[Records contained in a dataset]
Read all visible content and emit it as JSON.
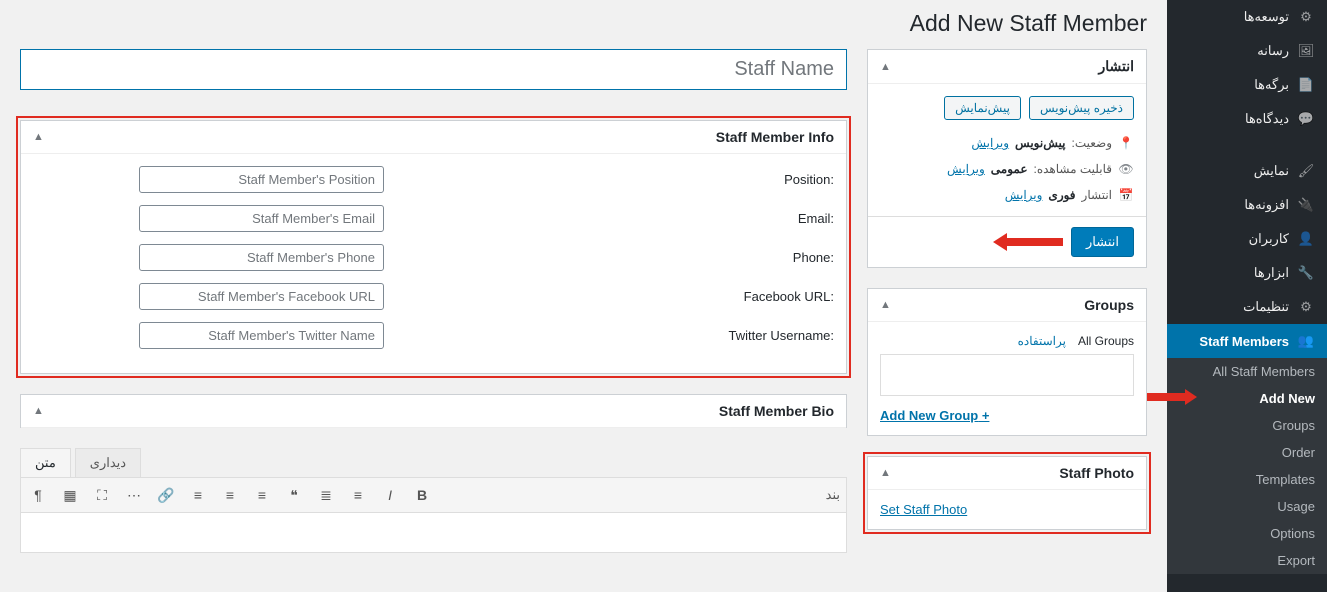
{
  "page": {
    "title": "Add New Staff Member",
    "title_placeholder": "Staff Name"
  },
  "sidebar": {
    "items": [
      {
        "label": "توسعه‌ها",
        "icon": "ext"
      },
      {
        "label": "رسانه",
        "icon": "media"
      },
      {
        "label": "برگه‌ها",
        "icon": "page"
      },
      {
        "label": "دیدگاه‌ها",
        "icon": "comment"
      },
      {
        "label": "نمایش",
        "icon": "appearance"
      },
      {
        "label": "افزونه‌ها",
        "icon": "plugin"
      },
      {
        "label": "کاربران",
        "icon": "user"
      },
      {
        "label": "ابزارها",
        "icon": "tools"
      },
      {
        "label": "تنظیمات",
        "icon": "settings"
      }
    ],
    "current": {
      "label": "Staff Members",
      "icon": "group"
    },
    "submenu": [
      {
        "label": "All Staff Members"
      },
      {
        "label": "Add New",
        "current": true
      },
      {
        "label": "Groups"
      },
      {
        "label": "Order"
      },
      {
        "label": "Templates"
      },
      {
        "label": "Usage"
      },
      {
        "label": "Options"
      },
      {
        "label": "Export"
      }
    ]
  },
  "info_box": {
    "title": "Staff Member Info",
    "fields": [
      {
        "label": "Position:",
        "placeholder": "Staff Member's Position"
      },
      {
        "label": "Email:",
        "placeholder": "Staff Member's Email"
      },
      {
        "label": "Phone:",
        "placeholder": "Staff Member's Phone"
      },
      {
        "label": "Facebook URL:",
        "placeholder": "Staff Member's Facebook URL"
      },
      {
        "label": "Twitter Username:",
        "placeholder": "Staff Member's Twitter Name"
      }
    ]
  },
  "bio_box": {
    "title": "Staff Member Bio",
    "tab_visual": "دیداری",
    "tab_text": "متن",
    "paragraph_label": "بند"
  },
  "publish_box": {
    "title": "انتشار",
    "save_draft": "ذخیره پیش‌نویس",
    "preview": "پیش‌نمایش",
    "status_label": "وضعیت:",
    "status_value": "پیش‌نویس",
    "visibility_label": "قابلیت مشاهده:",
    "visibility_value": "عمومی",
    "schedule_label": "انتشار",
    "schedule_value": "فوری",
    "edit": "ویرایش",
    "publish_btn": "انتشار"
  },
  "groups_box": {
    "title": "Groups",
    "tab_all": "All Groups",
    "tab_used": "پراستفاده",
    "add_link": "+ Add New Group"
  },
  "photo_box": {
    "title": "Staff Photo",
    "link": "Set Staff Photo"
  }
}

**Required work:**
Your copy should match the entries exactly, minus the pictures.

**Worked solution:**
Read all visible content and emit it as JSON.
{
  "page": {
    "title": "Add New Staff Member",
    "title_placeholder": "Staff Name"
  },
  "sidebar": {
    "items": [
      {
        "label": "توسعه‌ها",
        "icon": "ext"
      },
      {
        "label": "رسانه",
        "icon": "media"
      },
      {
        "label": "برگه‌ها",
        "icon": "page"
      },
      {
        "label": "دیدگاه‌ها",
        "icon": "comment"
      },
      {
        "label": "نمایش",
        "icon": "appearance"
      },
      {
        "label": "افزونه‌ها",
        "icon": "plugin"
      },
      {
        "label": "کاربران",
        "icon": "user"
      },
      {
        "label": "ابزارها",
        "icon": "tools"
      },
      {
        "label": "تنظیمات",
        "icon": "settings"
      }
    ],
    "current": {
      "label": "Staff Members",
      "icon": "group"
    },
    "submenu": [
      {
        "label": "All Staff Members"
      },
      {
        "label": "Add New",
        "current": true
      },
      {
        "label": "Groups"
      },
      {
        "label": "Order"
      },
      {
        "label": "Templates"
      },
      {
        "label": "Usage"
      },
      {
        "label": "Options"
      },
      {
        "label": "Export"
      }
    ]
  },
  "info_box": {
    "title": "Staff Member Info",
    "fields": [
      {
        "label": "Position:",
        "placeholder": "Staff Member's Position"
      },
      {
        "label": "Email:",
        "placeholder": "Staff Member's Email"
      },
      {
        "label": "Phone:",
        "placeholder": "Staff Member's Phone"
      },
      {
        "label": "Facebook URL:",
        "placeholder": "Staff Member's Facebook URL"
      },
      {
        "label": "Twitter Username:",
        "placeholder": "Staff Member's Twitter Name"
      }
    ]
  },
  "bio_box": {
    "title": "Staff Member Bio",
    "tab_visual": "دیداری",
    "tab_text": "متن",
    "paragraph_label": "بند"
  },
  "publish_box": {
    "title": "انتشار",
    "save_draft": "ذخیره پیش‌نویس",
    "preview": "پیش‌نمایش",
    "status_label": "وضعیت:",
    "status_value": "پیش‌نویس",
    "visibility_label": "قابلیت مشاهده:",
    "visibility_value": "عمومی",
    "schedule_label": "انتشار",
    "schedule_value": "فوری",
    "edit": "ویرایش",
    "publish_btn": "انتشار"
  },
  "groups_box": {
    "title": "Groups",
    "tab_all": "All Groups",
    "tab_used": "پراستفاده",
    "add_link": "+ Add New Group"
  },
  "photo_box": {
    "title": "Staff Photo",
    "link": "Set Staff Photo"
  }
}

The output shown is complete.